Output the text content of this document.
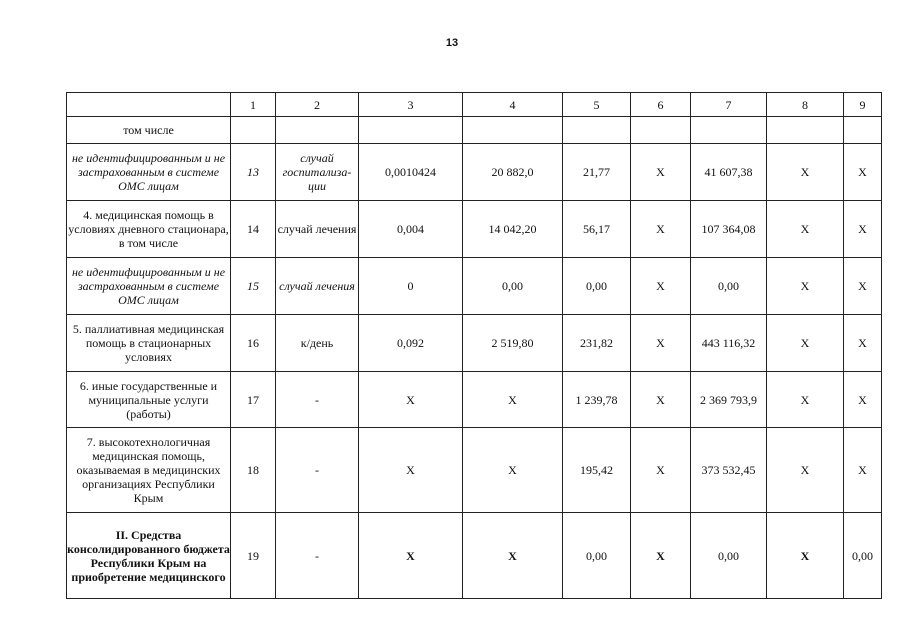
13
	1	2	3	4	5	6	7	8	9
том числе									
не идентифицированным и не застрахованным в системе ОМС лицам	13	случай госпитализа-ции	0,0010424	20 882,0	21,77	X	41 607,38	X	X
4. медицинская помощь в условиях дневного стационара, в том числе	14	случай лечения	0,004	14 042,20	56,17	X	107 364,08	X	X
не идентифицированным и не застрахованным в системе ОМС лицам	15	случай лечения	0	0,00	0,00	X	0,00	X	X
5. паллиативная медицинская помощь в стационарных условиях	16	к/день	0,092	2 519,80	231,82	X	443 116,32	X	X
6. иные государственные и муниципальные услуги (работы)	17	-	X	X	1 239,78	X	2 369 793,9	X	X
7. высокотехнологичная медицинская помощь, оказываемая в медицинских организациях Республики Крым	18	-	X	X	195,42	X	373 532,45	X	X
II. Средства консолидированного бюджета Республики Крым на приобретение медицинского	19	-	X	X	0,00	X	0,00	X	0,00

━━━━━━━━━━━━━━━━━━━━

» **Short exercise**
Tally up the lines in the records containing the word "Республики", then give the count and nothing else.

» **Result below**
2